*Records shown*.

□ □ □ □

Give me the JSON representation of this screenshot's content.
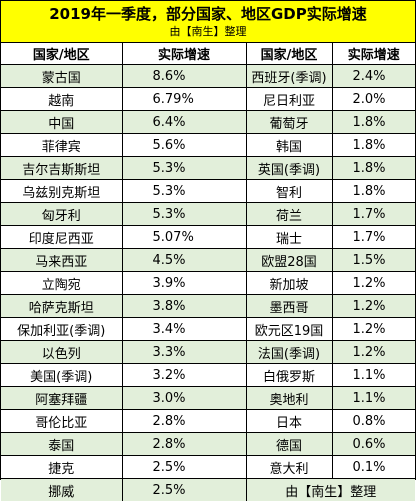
{
  "header": {
    "title": "2019年一季度，部分国家、地区GDP实际增速",
    "subtitle": "由【南生】整理"
  },
  "columns": [
    "国家/地区",
    "实际增速",
    "国家/地区",
    "实际增速"
  ],
  "rows": [
    {
      "c1": "蒙古国",
      "r1": "8.6%",
      "c2": "西班牙(季调)",
      "r2": "2.4%"
    },
    {
      "c1": "越南",
      "r1": "6.79%",
      "c2": "尼日利亚",
      "r2": "2.0%"
    },
    {
      "c1": "中国",
      "r1": "6.4%",
      "c2": "葡萄牙",
      "r2": "1.8%"
    },
    {
      "c1": "菲律宾",
      "r1": "5.6%",
      "c2": "韩国",
      "r2": "1.8%"
    },
    {
      "c1": "吉尔吉斯斯坦",
      "r1": "5.3%",
      "c2": "英国(季调)",
      "r2": "1.8%"
    },
    {
      "c1": "乌兹别克斯坦",
      "r1": "5.3%",
      "c2": "智利",
      "r2": "1.8%"
    },
    {
      "c1": "匈牙利",
      "r1": "5.3%",
      "c2": "荷兰",
      "r2": "1.7%"
    },
    {
      "c1": "印度尼西亚",
      "r1": "5.07%",
      "c2": "瑞士",
      "r2": "1.7%"
    },
    {
      "c1": "马来西亚",
      "r1": "4.5%",
      "c2": "欧盟28国",
      "r2": "1.5%"
    },
    {
      "c1": "立陶宛",
      "r1": "3.9%",
      "c2": "新加坡",
      "r2": "1.2%"
    },
    {
      "c1": "哈萨克斯坦",
      "r1": "3.8%",
      "c2": "墨西哥",
      "r2": "1.2%"
    },
    {
      "c1": "保加利亚(季调)",
      "r1": "3.4%",
      "c2": "欧元区19国",
      "r2": "1.2%"
    },
    {
      "c1": "以色列",
      "r1": "3.3%",
      "c2": "法国(季调)",
      "r2": "1.2%"
    },
    {
      "c1": "美国(季调)",
      "r1": "3.2%",
      "c2": "白俄罗斯",
      "r2": "1.1%"
    },
    {
      "c1": "阿塞拜疆",
      "r1": "3.0%",
      "c2": "奥地利",
      "r2": "1.1%"
    },
    {
      "c1": "哥伦比亚",
      "r1": "2.8%",
      "c2": "日本",
      "r2": "0.8%"
    },
    {
      "c1": "泰国",
      "r1": "2.8%",
      "c2": "德国",
      "r2": "0.6%"
    },
    {
      "c1": "捷克",
      "r1": "2.5%",
      "c2": "意大利",
      "r2": "0.1%"
    }
  ],
  "last_row": {
    "c1": "挪威",
    "r1": "2.5%",
    "note": "由【南生】整理"
  }
}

□ □ □ □

*Your task*. Quote the entries above word for word. Leave the images out.

*The reply*.
Give me the JSON representation of this screenshot's content.
{
  "header": {
    "title": "2019年一季度，部分国家、地区GDP实际增速",
    "subtitle": "由【南生】整理"
  },
  "columns": [
    "国家/地区",
    "实际增速",
    "国家/地区",
    "实际增速"
  ],
  "rows": [
    {
      "c1": "蒙古国",
      "r1": "8.6%",
      "c2": "西班牙(季调)",
      "r2": "2.4%"
    },
    {
      "c1": "越南",
      "r1": "6.79%",
      "c2": "尼日利亚",
      "r2": "2.0%"
    },
    {
      "c1": "中国",
      "r1": "6.4%",
      "c2": "葡萄牙",
      "r2": "1.8%"
    },
    {
      "c1": "菲律宾",
      "r1": "5.6%",
      "c2": "韩国",
      "r2": "1.8%"
    },
    {
      "c1": "吉尔吉斯斯坦",
      "r1": "5.3%",
      "c2": "英国(季调)",
      "r2": "1.8%"
    },
    {
      "c1": "乌兹别克斯坦",
      "r1": "5.3%",
      "c2": "智利",
      "r2": "1.8%"
    },
    {
      "c1": "匈牙利",
      "r1": "5.3%",
      "c2": "荷兰",
      "r2": "1.7%"
    },
    {
      "c1": "印度尼西亚",
      "r1": "5.07%",
      "c2": "瑞士",
      "r2": "1.7%"
    },
    {
      "c1": "马来西亚",
      "r1": "4.5%",
      "c2": "欧盟28国",
      "r2": "1.5%"
    },
    {
      "c1": "立陶宛",
      "r1": "3.9%",
      "c2": "新加坡",
      "r2": "1.2%"
    },
    {
      "c1": "哈萨克斯坦",
      "r1": "3.8%",
      "c2": "墨西哥",
      "r2": "1.2%"
    },
    {
      "c1": "保加利亚(季调)",
      "r1": "3.4%",
      "c2": "欧元区19国",
      "r2": "1.2%"
    },
    {
      "c1": "以色列",
      "r1": "3.3%",
      "c2": "法国(季调)",
      "r2": "1.2%"
    },
    {
      "c1": "美国(季调)",
      "r1": "3.2%",
      "c2": "白俄罗斯",
      "r2": "1.1%"
    },
    {
      "c1": "阿塞拜疆",
      "r1": "3.0%",
      "c2": "奥地利",
      "r2": "1.1%"
    },
    {
      "c1": "哥伦比亚",
      "r1": "2.8%",
      "c2": "日本",
      "r2": "0.8%"
    },
    {
      "c1": "泰国",
      "r1": "2.8%",
      "c2": "德国",
      "r2": "0.6%"
    },
    {
      "c1": "捷克",
      "r1": "2.5%",
      "c2": "意大利",
      "r2": "0.1%"
    }
  ],
  "last_row": {
    "c1": "挪威",
    "r1": "2.5%",
    "note": "由【南生】整理"
  }
}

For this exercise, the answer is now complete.